Extracted data >>
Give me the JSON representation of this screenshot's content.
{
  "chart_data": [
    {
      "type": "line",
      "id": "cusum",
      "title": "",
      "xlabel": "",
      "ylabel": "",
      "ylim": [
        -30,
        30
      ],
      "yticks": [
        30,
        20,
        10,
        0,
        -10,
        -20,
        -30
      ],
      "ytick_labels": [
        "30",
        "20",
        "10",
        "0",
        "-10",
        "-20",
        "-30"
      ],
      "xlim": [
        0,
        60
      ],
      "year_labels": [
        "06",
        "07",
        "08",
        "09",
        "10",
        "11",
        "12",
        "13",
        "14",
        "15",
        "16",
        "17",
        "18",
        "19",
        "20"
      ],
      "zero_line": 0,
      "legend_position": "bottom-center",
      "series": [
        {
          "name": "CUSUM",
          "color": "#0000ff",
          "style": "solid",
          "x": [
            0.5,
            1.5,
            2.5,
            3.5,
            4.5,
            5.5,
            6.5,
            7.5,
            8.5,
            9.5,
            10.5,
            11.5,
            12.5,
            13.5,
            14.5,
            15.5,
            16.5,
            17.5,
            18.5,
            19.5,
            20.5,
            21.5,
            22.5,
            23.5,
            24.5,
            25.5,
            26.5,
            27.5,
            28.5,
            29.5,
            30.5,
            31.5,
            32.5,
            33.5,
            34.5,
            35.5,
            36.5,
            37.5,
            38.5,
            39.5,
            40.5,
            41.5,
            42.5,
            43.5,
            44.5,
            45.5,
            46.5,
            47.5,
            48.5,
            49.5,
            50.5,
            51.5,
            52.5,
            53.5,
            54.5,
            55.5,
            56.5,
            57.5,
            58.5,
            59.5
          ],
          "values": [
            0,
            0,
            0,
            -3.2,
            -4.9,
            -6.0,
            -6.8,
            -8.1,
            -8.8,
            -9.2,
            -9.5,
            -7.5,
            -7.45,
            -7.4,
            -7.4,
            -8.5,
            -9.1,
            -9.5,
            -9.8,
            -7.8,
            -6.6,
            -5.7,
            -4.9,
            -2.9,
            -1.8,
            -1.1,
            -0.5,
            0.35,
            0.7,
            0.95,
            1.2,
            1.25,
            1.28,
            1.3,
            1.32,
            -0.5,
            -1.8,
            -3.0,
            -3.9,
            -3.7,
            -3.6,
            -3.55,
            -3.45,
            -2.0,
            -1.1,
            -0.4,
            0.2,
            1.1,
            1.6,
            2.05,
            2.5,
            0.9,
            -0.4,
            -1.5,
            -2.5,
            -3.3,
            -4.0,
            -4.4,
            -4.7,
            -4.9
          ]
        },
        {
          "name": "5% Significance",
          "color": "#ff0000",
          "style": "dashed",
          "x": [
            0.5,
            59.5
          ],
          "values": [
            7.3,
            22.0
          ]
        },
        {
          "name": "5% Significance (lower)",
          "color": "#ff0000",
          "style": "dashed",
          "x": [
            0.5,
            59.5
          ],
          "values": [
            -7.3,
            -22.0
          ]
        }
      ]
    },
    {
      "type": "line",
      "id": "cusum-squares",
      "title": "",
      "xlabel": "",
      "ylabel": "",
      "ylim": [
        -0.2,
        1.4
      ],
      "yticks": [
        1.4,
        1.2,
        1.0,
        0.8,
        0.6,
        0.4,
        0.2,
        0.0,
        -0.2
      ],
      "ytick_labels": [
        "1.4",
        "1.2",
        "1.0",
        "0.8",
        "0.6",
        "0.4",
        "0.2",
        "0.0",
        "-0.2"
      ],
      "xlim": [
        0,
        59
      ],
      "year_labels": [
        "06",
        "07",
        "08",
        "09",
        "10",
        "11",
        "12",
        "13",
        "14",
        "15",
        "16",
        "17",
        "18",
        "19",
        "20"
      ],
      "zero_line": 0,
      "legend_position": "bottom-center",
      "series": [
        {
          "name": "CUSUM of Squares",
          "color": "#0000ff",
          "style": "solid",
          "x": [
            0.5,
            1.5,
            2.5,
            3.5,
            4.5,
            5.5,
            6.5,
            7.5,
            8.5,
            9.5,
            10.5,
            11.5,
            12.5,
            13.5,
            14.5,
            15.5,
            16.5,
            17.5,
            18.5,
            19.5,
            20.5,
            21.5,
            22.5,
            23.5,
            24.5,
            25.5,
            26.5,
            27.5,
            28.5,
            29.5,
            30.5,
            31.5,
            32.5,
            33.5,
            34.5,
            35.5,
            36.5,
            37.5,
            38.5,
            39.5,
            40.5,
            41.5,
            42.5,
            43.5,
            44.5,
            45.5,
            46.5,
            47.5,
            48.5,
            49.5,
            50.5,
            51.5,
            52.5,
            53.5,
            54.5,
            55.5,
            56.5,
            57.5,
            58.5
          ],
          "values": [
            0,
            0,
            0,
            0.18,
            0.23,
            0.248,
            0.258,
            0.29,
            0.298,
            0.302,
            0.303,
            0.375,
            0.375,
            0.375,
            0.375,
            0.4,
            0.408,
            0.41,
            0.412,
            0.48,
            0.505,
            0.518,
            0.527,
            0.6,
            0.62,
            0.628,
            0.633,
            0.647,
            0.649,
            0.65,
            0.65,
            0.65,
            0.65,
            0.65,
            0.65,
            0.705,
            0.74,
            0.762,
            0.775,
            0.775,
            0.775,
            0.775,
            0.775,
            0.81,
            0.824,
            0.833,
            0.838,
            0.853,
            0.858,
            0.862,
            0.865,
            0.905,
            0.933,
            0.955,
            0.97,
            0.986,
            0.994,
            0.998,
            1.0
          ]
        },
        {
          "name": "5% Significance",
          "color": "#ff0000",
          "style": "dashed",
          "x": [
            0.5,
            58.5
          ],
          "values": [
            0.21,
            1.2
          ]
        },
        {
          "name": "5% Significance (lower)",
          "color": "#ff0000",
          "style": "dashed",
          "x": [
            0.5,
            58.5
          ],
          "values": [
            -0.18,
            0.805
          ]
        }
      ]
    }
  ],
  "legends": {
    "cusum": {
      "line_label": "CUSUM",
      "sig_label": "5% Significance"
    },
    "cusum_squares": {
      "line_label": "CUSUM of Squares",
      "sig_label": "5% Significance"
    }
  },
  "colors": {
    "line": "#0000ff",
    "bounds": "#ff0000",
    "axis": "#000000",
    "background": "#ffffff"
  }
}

Work required >> Return the listing above in full, character for character.

Answer in full >>
Give me the JSON representation of this screenshot's content.
{
  "chart_data": [
    {
      "type": "line",
      "id": "cusum",
      "title": "",
      "xlabel": "",
      "ylabel": "",
      "ylim": [
        -30,
        30
      ],
      "yticks": [
        30,
        20,
        10,
        0,
        -10,
        -20,
        -30
      ],
      "ytick_labels": [
        "30",
        "20",
        "10",
        "0",
        "-10",
        "-20",
        "-30"
      ],
      "xlim": [
        0,
        60
      ],
      "year_labels": [
        "06",
        "07",
        "08",
        "09",
        "10",
        "11",
        "12",
        "13",
        "14",
        "15",
        "16",
        "17",
        "18",
        "19",
        "20"
      ],
      "zero_line": 0,
      "legend_position": "bottom-center",
      "series": [
        {
          "name": "CUSUM",
          "color": "#0000ff",
          "style": "solid",
          "x": [
            0.5,
            1.5,
            2.5,
            3.5,
            4.5,
            5.5,
            6.5,
            7.5,
            8.5,
            9.5,
            10.5,
            11.5,
            12.5,
            13.5,
            14.5,
            15.5,
            16.5,
            17.5,
            18.5,
            19.5,
            20.5,
            21.5,
            22.5,
            23.5,
            24.5,
            25.5,
            26.5,
            27.5,
            28.5,
            29.5,
            30.5,
            31.5,
            32.5,
            33.5,
            34.5,
            35.5,
            36.5,
            37.5,
            38.5,
            39.5,
            40.5,
            41.5,
            42.5,
            43.5,
            44.5,
            45.5,
            46.5,
            47.5,
            48.5,
            49.5,
            50.5,
            51.5,
            52.5,
            53.5,
            54.5,
            55.5,
            56.5,
            57.5,
            58.5,
            59.5
          ],
          "values": [
            0,
            0,
            0,
            -3.2,
            -4.9,
            -6.0,
            -6.8,
            -8.1,
            -8.8,
            -9.2,
            -9.5,
            -7.5,
            -7.45,
            -7.4,
            -7.4,
            -8.5,
            -9.1,
            -9.5,
            -9.8,
            -7.8,
            -6.6,
            -5.7,
            -4.9,
            -2.9,
            -1.8,
            -1.1,
            -0.5,
            0.35,
            0.7,
            0.95,
            1.2,
            1.25,
            1.28,
            1.3,
            1.32,
            -0.5,
            -1.8,
            -3.0,
            -3.9,
            -3.7,
            -3.6,
            -3.55,
            -3.45,
            -2.0,
            -1.1,
            -0.4,
            0.2,
            1.1,
            1.6,
            2.05,
            2.5,
            0.9,
            -0.4,
            -1.5,
            -2.5,
            -3.3,
            -4.0,
            -4.4,
            -4.7,
            -4.9
          ]
        },
        {
          "name": "5% Significance",
          "color": "#ff0000",
          "style": "dashed",
          "x": [
            0.5,
            59.5
          ],
          "values": [
            7.3,
            22.0
          ]
        },
        {
          "name": "5% Significance (lower)",
          "color": "#ff0000",
          "style": "dashed",
          "x": [
            0.5,
            59.5
          ],
          "values": [
            -7.3,
            -22.0
          ]
        }
      ]
    },
    {
      "type": "line",
      "id": "cusum-squares",
      "title": "",
      "xlabel": "",
      "ylabel": "",
      "ylim": [
        -0.2,
        1.4
      ],
      "yticks": [
        1.4,
        1.2,
        1.0,
        0.8,
        0.6,
        0.4,
        0.2,
        0.0,
        -0.2
      ],
      "ytick_labels": [
        "1.4",
        "1.2",
        "1.0",
        "0.8",
        "0.6",
        "0.4",
        "0.2",
        "0.0",
        "-0.2"
      ],
      "xlim": [
        0,
        59
      ],
      "year_labels": [
        "06",
        "07",
        "08",
        "09",
        "10",
        "11",
        "12",
        "13",
        "14",
        "15",
        "16",
        "17",
        "18",
        "19",
        "20"
      ],
      "zero_line": 0,
      "legend_position": "bottom-center",
      "series": [
        {
          "name": "CUSUM of Squares",
          "color": "#0000ff",
          "style": "solid",
          "x": [
            0.5,
            1.5,
            2.5,
            3.5,
            4.5,
            5.5,
            6.5,
            7.5,
            8.5,
            9.5,
            10.5,
            11.5,
            12.5,
            13.5,
            14.5,
            15.5,
            16.5,
            17.5,
            18.5,
            19.5,
            20.5,
            21.5,
            22.5,
            23.5,
            24.5,
            25.5,
            26.5,
            27.5,
            28.5,
            29.5,
            30.5,
            31.5,
            32.5,
            33.5,
            34.5,
            35.5,
            36.5,
            37.5,
            38.5,
            39.5,
            40.5,
            41.5,
            42.5,
            43.5,
            44.5,
            45.5,
            46.5,
            47.5,
            48.5,
            49.5,
            50.5,
            51.5,
            52.5,
            53.5,
            54.5,
            55.5,
            56.5,
            57.5,
            58.5
          ],
          "values": [
            0,
            0,
            0,
            0.18,
            0.23,
            0.248,
            0.258,
            0.29,
            0.298,
            0.302,
            0.303,
            0.375,
            0.375,
            0.375,
            0.375,
            0.4,
            0.408,
            0.41,
            0.412,
            0.48,
            0.505,
            0.518,
            0.527,
            0.6,
            0.62,
            0.628,
            0.633,
            0.647,
            0.649,
            0.65,
            0.65,
            0.65,
            0.65,
            0.65,
            0.65,
            0.705,
            0.74,
            0.762,
            0.775,
            0.775,
            0.775,
            0.775,
            0.775,
            0.81,
            0.824,
            0.833,
            0.838,
            0.853,
            0.858,
            0.862,
            0.865,
            0.905,
            0.933,
            0.955,
            0.97,
            0.986,
            0.994,
            0.998,
            1.0
          ]
        },
        {
          "name": "5% Significance",
          "color": "#ff0000",
          "style": "dashed",
          "x": [
            0.5,
            58.5
          ],
          "values": [
            0.21,
            1.2
          ]
        },
        {
          "name": "5% Significance (lower)",
          "color": "#ff0000",
          "style": "dashed",
          "x": [
            0.5,
            58.5
          ],
          "values": [
            -0.18,
            0.805
          ]
        }
      ]
    }
  ],
  "legends": {
    "cusum": {
      "line_label": "CUSUM",
      "sig_label": "5% Significance"
    },
    "cusum_squares": {
      "line_label": "CUSUM of Squares",
      "sig_label": "5% Significance"
    }
  },
  "colors": {
    "line": "#0000ff",
    "bounds": "#ff0000",
    "axis": "#000000",
    "background": "#ffffff"
  }
}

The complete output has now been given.